--- start PROVIDED ENTRIES ---

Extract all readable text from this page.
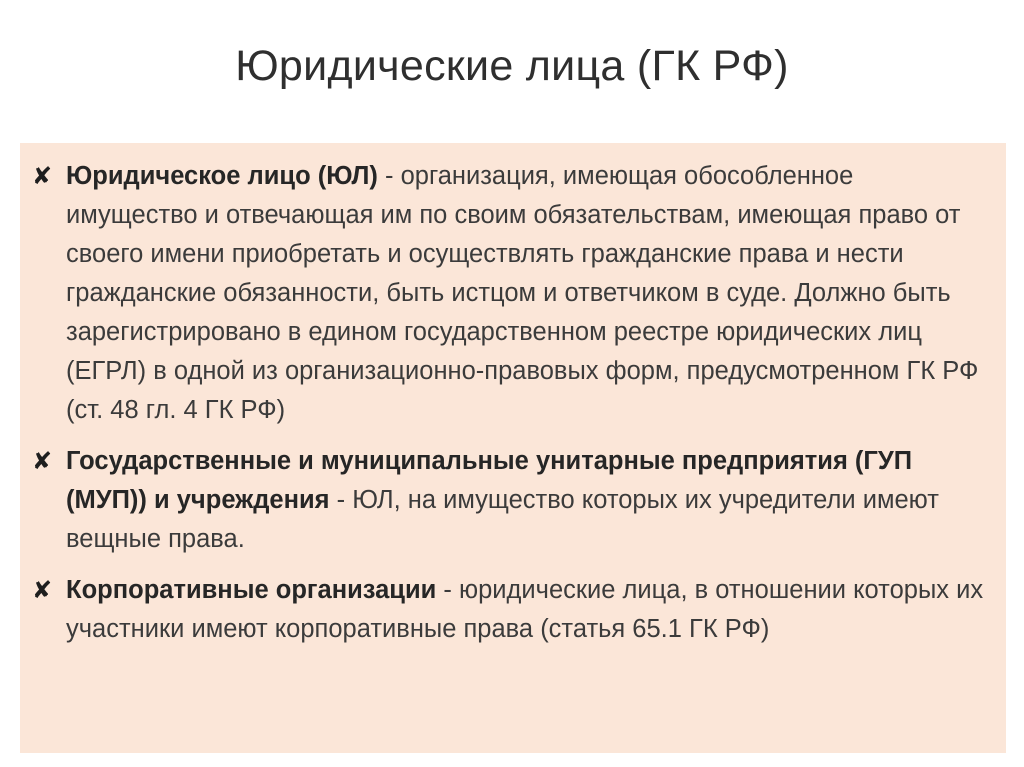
Юридические лица (ГК РФ)
✘ Юридическое лицо (ЮЛ) - организация, имеющая обособленное имущество и отвечающая им по своим обязательствам, имеющая право от своего имени приобретать и осуществлять гражданские права и нести гражданские обязанности, быть истцом и ответчиком в суде. Должно быть зарегистрировано в едином государственном реестре юридических лиц (ЕГРЛ) в одной из организационно-правовых форм, предусмотренном ГК РФ (ст. 48 гл. 4 ГК РФ)
✘ Государственные и муниципальные унитарные предприятия (ГУП (МУП)) и учреждения - ЮЛ, на имущество которых их учредители имеют вещные права.
✘ Корпоративные организации - юридические лица, в отношении которых их участники имеют корпоративные права (статья 65.1 ГК РФ)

--- end PROVIDED ENTRIES ---

◆ WHAT YOU SHOULD DO ◆
Skip the pictures and print each record exactly as it stands.

◆ ANSWER TO THIS TASK ◆
Extract all readable text from this page.
Юридические лица (ГК РФ)
✘ Юридическое лицо (ЮЛ) - организация, имеющая обособленное имущество и отвечающая им по своим обязательствам, имеющая право от своего имени приобретать и осуществлять гражданские права и нести гражданские обязанности, быть истцом и ответчиком в суде. Должно быть зарегистрировано в едином государственном реестре юридических лиц (ЕГРЛ) в одной из организационно-правовых форм, предусмотренном ГК РФ (ст. 48 гл. 4 ГК РФ)
✘ Государственные и муниципальные унитарные предприятия (ГУП (МУП)) и учреждения - ЮЛ, на имущество которых их учредители имеют вещные права.
✘ Корпоративные организации - юридические лица, в отношении которых их участники имеют корпоративные права (статья 65.1 ГК РФ)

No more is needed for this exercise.